> **Exercise directions**:
Return all of the data exactly as written, without the pictures.
* start *
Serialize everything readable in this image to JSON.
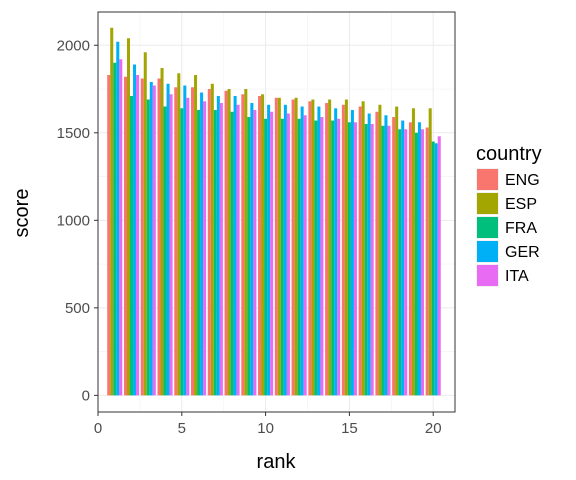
{
  "chart_data": {
    "type": "bar",
    "xlabel": "rank",
    "ylabel": "score",
    "x": [
      1,
      2,
      3,
      4,
      5,
      6,
      7,
      8,
      9,
      10,
      11,
      12,
      13,
      14,
      15,
      16,
      17,
      18,
      19,
      20
    ],
    "xlim": [
      0,
      21.3
    ],
    "ylim": [
      -95,
      2190
    ],
    "xticks": [
      0,
      5,
      10,
      15,
      20
    ],
    "yticks": [
      0,
      500,
      1000,
      1500,
      2000
    ],
    "grid": true,
    "legend": {
      "title": "country",
      "position": "right"
    },
    "series": [
      {
        "name": "ENG",
        "color": "#F8766D",
        "values": [
          1830,
          1820,
          1810,
          1810,
          1760,
          1760,
          1750,
          1740,
          1720,
          1710,
          1700,
          1690,
          1680,
          1670,
          1660,
          1650,
          1620,
          1590,
          1560,
          1530
        ]
      },
      {
        "name": "ESP",
        "color": "#A3A500",
        "values": [
          2100,
          2040,
          1960,
          1870,
          1840,
          1830,
          1780,
          1750,
          1750,
          1720,
          1700,
          1700,
          1690,
          1690,
          1690,
          1680,
          1660,
          1650,
          1640,
          1640
        ]
      },
      {
        "name": "FRA",
        "color": "#00BF7D",
        "values": [
          1900,
          1710,
          1690,
          1650,
          1640,
          1630,
          1630,
          1620,
          1590,
          1580,
          1580,
          1580,
          1570,
          1570,
          1560,
          1550,
          1540,
          1520,
          1500,
          1450
        ]
      },
      {
        "name": "GER",
        "color": "#00B0F6",
        "values": [
          2020,
          1890,
          1790,
          1780,
          1770,
          1730,
          1710,
          1710,
          1670,
          1660,
          1660,
          1650,
          1650,
          1640,
          1630,
          1610,
          1600,
          1570,
          1560,
          1440
        ]
      },
      {
        "name": "ITA",
        "color": "#E76BF3",
        "values": [
          1920,
          1830,
          1770,
          1720,
          1700,
          1680,
          1670,
          1660,
          1630,
          1620,
          1610,
          1600,
          1590,
          1580,
          1560,
          1550,
          1540,
          1520,
          1520,
          1480
        ]
      }
    ]
  }
}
* end *
> **Full answer**:
Serialize everything readable in this image to JSON.
{
  "chart_data": {
    "type": "bar",
    "xlabel": "rank",
    "ylabel": "score",
    "x": [
      1,
      2,
      3,
      4,
      5,
      6,
      7,
      8,
      9,
      10,
      11,
      12,
      13,
      14,
      15,
      16,
      17,
      18,
      19,
      20
    ],
    "xlim": [
      0,
      21.3
    ],
    "ylim": [
      -95,
      2190
    ],
    "xticks": [
      0,
      5,
      10,
      15,
      20
    ],
    "yticks": [
      0,
      500,
      1000,
      1500,
      2000
    ],
    "grid": true,
    "legend": {
      "title": "country",
      "position": "right"
    },
    "series": [
      {
        "name": "ENG",
        "color": "#F8766D",
        "values": [
          1830,
          1820,
          1810,
          1810,
          1760,
          1760,
          1750,
          1740,
          1720,
          1710,
          1700,
          1690,
          1680,
          1670,
          1660,
          1650,
          1620,
          1590,
          1560,
          1530
        ]
      },
      {
        "name": "ESP",
        "color": "#A3A500",
        "values": [
          2100,
          2040,
          1960,
          1870,
          1840,
          1830,
          1780,
          1750,
          1750,
          1720,
          1700,
          1700,
          1690,
          1690,
          1690,
          1680,
          1660,
          1650,
          1640,
          1640
        ]
      },
      {
        "name": "FRA",
        "color": "#00BF7D",
        "values": [
          1900,
          1710,
          1690,
          1650,
          1640,
          1630,
          1630,
          1620,
          1590,
          1580,
          1580,
          1580,
          1570,
          1570,
          1560,
          1550,
          1540,
          1520,
          1500,
          1450
        ]
      },
      {
        "name": "GER",
        "color": "#00B0F6",
        "values": [
          2020,
          1890,
          1790,
          1780,
          1770,
          1730,
          1710,
          1710,
          1670,
          1660,
          1660,
          1650,
          1650,
          1640,
          1630,
          1610,
          1600,
          1570,
          1560,
          1440
        ]
      },
      {
        "name": "ITA",
        "color": "#E76BF3",
        "values": [
          1920,
          1830,
          1770,
          1720,
          1700,
          1680,
          1670,
          1660,
          1630,
          1620,
          1610,
          1600,
          1590,
          1580,
          1560,
          1550,
          1540,
          1520,
          1520,
          1480
        ]
      }
    ]
  }
}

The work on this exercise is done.